> [PROBLEM STATEMENT]: Each entry below is to be duplicated verbatim.

Recorded data:
__________________________________________________

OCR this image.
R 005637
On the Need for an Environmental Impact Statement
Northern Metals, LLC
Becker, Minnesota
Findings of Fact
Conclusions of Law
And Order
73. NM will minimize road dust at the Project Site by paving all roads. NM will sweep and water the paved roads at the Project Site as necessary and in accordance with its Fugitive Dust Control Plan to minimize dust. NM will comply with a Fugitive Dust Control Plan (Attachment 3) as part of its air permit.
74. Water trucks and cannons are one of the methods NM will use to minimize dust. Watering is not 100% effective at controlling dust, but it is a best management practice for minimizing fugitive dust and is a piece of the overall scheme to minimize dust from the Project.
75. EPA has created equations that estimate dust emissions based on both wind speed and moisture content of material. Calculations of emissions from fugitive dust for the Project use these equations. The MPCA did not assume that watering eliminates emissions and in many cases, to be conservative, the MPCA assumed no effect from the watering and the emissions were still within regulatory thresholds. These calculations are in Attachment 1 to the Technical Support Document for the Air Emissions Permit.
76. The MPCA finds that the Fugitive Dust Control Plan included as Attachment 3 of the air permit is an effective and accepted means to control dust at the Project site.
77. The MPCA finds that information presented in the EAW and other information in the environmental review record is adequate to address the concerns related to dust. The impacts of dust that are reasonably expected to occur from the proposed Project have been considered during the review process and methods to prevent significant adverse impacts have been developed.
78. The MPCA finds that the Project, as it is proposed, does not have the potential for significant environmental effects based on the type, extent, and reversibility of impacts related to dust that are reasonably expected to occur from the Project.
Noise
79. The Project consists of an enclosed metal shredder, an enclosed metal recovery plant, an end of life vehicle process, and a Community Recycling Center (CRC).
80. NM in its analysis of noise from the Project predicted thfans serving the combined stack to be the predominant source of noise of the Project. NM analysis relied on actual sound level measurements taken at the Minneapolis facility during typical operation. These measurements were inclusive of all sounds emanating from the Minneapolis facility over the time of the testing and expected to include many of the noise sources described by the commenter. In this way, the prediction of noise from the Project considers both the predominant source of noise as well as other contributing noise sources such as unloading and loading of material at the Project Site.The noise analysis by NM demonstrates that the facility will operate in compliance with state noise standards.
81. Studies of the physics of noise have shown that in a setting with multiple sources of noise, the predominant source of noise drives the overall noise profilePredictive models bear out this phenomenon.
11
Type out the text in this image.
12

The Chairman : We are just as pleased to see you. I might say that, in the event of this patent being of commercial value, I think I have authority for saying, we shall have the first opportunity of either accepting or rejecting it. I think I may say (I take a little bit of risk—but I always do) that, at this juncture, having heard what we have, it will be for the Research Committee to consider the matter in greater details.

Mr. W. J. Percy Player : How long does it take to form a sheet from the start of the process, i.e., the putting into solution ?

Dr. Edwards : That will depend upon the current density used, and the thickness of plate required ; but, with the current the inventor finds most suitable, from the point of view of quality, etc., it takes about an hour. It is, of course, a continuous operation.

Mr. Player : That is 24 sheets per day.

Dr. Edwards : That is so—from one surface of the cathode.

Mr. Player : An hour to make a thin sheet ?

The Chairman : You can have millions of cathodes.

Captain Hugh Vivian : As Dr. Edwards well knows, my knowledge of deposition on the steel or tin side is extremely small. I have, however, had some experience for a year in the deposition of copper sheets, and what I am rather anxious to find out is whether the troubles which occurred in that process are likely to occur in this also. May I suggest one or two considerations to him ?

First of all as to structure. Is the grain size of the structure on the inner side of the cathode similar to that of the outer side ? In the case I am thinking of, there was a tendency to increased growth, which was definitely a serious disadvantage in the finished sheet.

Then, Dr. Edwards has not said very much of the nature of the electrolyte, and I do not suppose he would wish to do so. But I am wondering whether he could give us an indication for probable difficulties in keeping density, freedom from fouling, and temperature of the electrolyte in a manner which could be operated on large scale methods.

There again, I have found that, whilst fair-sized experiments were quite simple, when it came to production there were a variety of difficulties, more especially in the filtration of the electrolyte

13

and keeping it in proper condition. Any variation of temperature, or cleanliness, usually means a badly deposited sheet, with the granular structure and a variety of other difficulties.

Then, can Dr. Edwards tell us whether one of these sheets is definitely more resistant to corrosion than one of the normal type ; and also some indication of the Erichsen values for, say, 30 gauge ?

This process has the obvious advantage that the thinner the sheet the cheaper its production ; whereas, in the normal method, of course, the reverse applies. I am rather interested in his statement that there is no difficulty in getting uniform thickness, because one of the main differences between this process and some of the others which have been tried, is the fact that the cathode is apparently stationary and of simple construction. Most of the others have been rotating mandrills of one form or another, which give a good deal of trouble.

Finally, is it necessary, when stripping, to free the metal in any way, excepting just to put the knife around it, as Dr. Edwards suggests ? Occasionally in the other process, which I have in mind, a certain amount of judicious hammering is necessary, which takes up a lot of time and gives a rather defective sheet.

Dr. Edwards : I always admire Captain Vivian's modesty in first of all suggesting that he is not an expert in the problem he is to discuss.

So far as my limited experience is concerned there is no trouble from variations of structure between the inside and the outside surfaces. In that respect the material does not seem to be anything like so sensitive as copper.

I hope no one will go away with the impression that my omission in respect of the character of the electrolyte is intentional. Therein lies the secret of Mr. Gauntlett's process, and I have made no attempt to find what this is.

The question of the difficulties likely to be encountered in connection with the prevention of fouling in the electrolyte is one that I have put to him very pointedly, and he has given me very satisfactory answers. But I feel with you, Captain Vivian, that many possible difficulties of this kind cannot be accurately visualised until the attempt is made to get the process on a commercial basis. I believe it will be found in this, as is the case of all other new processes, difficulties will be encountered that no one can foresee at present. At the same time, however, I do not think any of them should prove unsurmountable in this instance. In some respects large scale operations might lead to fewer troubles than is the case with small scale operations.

__________________________________________________

> [EXERCISE RESPONSE]:
OCR this image.
R 005637
On the Need for an Environmental Impact Statement
Northern Metals, LLC
Becker, Minnesota
Findings of Fact
Conclusions of Law
And Order
73. NM will minimize road dust at the Project Site by paving all roads. NM will sweep and water the paved roads at the Project Site as necessary and in accordance with its Fugitive Dust Control Plan to minimize dust. NM will comply with a Fugitive Dust Control Plan (Attachment 3) as part of its air permit.
74. Water trucks and cannons are one of the methods NM will use to minimize dust. Watering is not 100% effective at controlling dust, but it is a best management practice for minimizing fugitive dust and is a piece of the overall scheme to minimize dust from the Project.
75. EPA has created equations that estimate dust emissions based on both wind speed and moisture content of material. Calculations of emissions from fugitive dust for the Project use these equations. The MPCA did not assume that watering eliminates emissions and in many cases, to be conservative, the MPCA assumed no effect from the watering and the emissions were still within regulatory thresholds. These calculations are in Attachment 1 to the Technical Support Document for the Air Emissions Permit.
76. The MPCA finds that the Fugitive Dust Control Plan included as Attachment 3 of the air permit is an effective and accepted means to control dust at the Project site.
77. The MPCA finds that information presented in the EAW and other information in the environmental review record is adequate to address the concerns related to dust. The impacts of dust that are reasonably expected to occur from the proposed Project have been considered during the review process and methods to prevent significant adverse impacts have been developed.
78. The MPCA finds that the Project, as it is proposed, does not have the potential for significant environmental effects based on the type, extent, and reversibility of impacts related to dust that are reasonably expected to occur from the Project.
Noise
79. The Project consists of an enclosed metal shredder, an enclosed metal recovery plant, an end of life vehicle process, and a Community Recycling Center (CRC).
80. NM in its analysis of noise from the Project predicted thfans serving the combined stack to be the predominant source of noise of the Project. NM analysis relied on actual sound level measurements taken at the Minneapolis facility during typical operation. These measurements were inclusive of all sounds emanating from the Minneapolis facility over the time of the testing and expected to include many of the noise sources described by the commenter. In this way, the prediction of noise from the Project considers both the predominant source of noise as well as other contributing noise sources such as unloading and loading of material at the Project Site.The noise analysis by NM demonstrates that the facility will operate in compliance with state noise standards.
81. Studies of the physics of noise have shown that in a setting with multiple sources of noise, the predominant source of noise drives the overall noise profilePredictive models bear out this phenomenon.
11
Type out the text in this image.
12

The Chairman : We are just as pleased to see you. I might say that, in the event of this patent being of commercial value, I think I have authority for saying, we shall have the first opportunity of either accepting or rejecting it. I think I may say (I take a little bit of risk—but I always do) that, at this juncture, having heard what we have, it will be for the Research Committee to consider the matter in greater details.

Mr. W. J. Percy Player : How long does it take to form a sheet from the start of the process, i.e., the putting into solution ?

Dr. Edwards : That will depend upon the current density used, and the thickness of plate required ; but, with the current the inventor finds most suitable, from the point of view of quality, etc., it takes about an hour. It is, of course, a continuous operation.

Mr. Player : That is 24 sheets per day.

Dr. Edwards : That is so—from one surface of the cathode.

Mr. Player : An hour to make a thin sheet ?

The Chairman : You can have millions of cathodes.

Captain Hugh Vivian : As Dr. Edwards well knows, my knowledge of deposition on the steel or tin side is extremely small. I have, however, had some experience for a year in the deposition of copper sheets, and what I am rather anxious to find out is whether the troubles which occurred in that process are likely to occur in this also. May I suggest one or two considerations to him ?

First of all as to structure. Is the grain size of the structure on the inner side of the cathode similar to that of the outer side ? In the case I am thinking of, there was a tendency to increased growth, which was definitely a serious disadvantage in the finished sheet.

Then, Dr. Edwards has not said very much of the nature of the electrolyte, and I do not suppose he would wish to do so. But I am wondering whether he could give us an indication for probable difficulties in keeping density, freedom from fouling, and temperature of the electrolyte in a manner which could be operated on large scale methods.

There again, I have found that, whilst fair-sized experiments were quite simple, when it came to production there were a variety of difficulties, more especially in the filtration of the electrolyte

13

and keeping it in proper condition. Any variation of temperature, or cleanliness, usually means a badly deposited sheet, with the granular structure and a variety of other difficulties.

Then, can Dr. Edwards tell us whether one of these sheets is definitely more resistant to corrosion than one of the normal type ; and also some indication of the Erichsen values for, say, 30 gauge ?

This process has the obvious advantage that the thinner the sheet the cheaper its production ; whereas, in the normal method, of course, the reverse applies. I am rather interested in his statement that there is no difficulty in getting uniform thickness, because one of the main differences between this process and some of the others which have been tried, is the fact that the cathode is apparently stationary and of simple construction. Most of the others have been rotating mandrills of one form or another, which give a good deal of trouble.

Finally, is it necessary, when stripping, to free the metal in any way, excepting just to put the knife around it, as Dr. Edwards suggests ? Occasionally in the other process, which I have in mind, a certain amount of judicious hammering is necessary, which takes up a lot of time and gives a rather defective sheet.

Dr. Edwards : I always admire Captain Vivian's modesty in first of all suggesting that he is not an expert in the problem he is to discuss.

So far as my limited experience is concerned there is no trouble from variations of structure between the inside and the outside surfaces. In that respect the material does not seem to be anything like so sensitive as copper.

I hope no one will go away with the impression that my omission in respect of the character of the electrolyte is intentional. Therein lies the secret of Mr. Gauntlett's process, and I have made no attempt to find what this is.

The question of the difficulties likely to be encountered in connection with the prevention of fouling in the electrolyte is one that I have put to him very pointedly, and he has given me very satisfactory answers. But I feel with you, Captain Vivian, that many possible difficulties of this kind cannot be accurately visualised until the attempt is made to get the process on a commercial basis. I believe it will be found in this, as is the case of all other new processes, difficulties will be encountered that no one can foresee at present. At the same time, however, I do not think any of them should prove unsurmountable in this instance. In some respects large scale operations might lead to fewer troubles than is the case with small scale operations.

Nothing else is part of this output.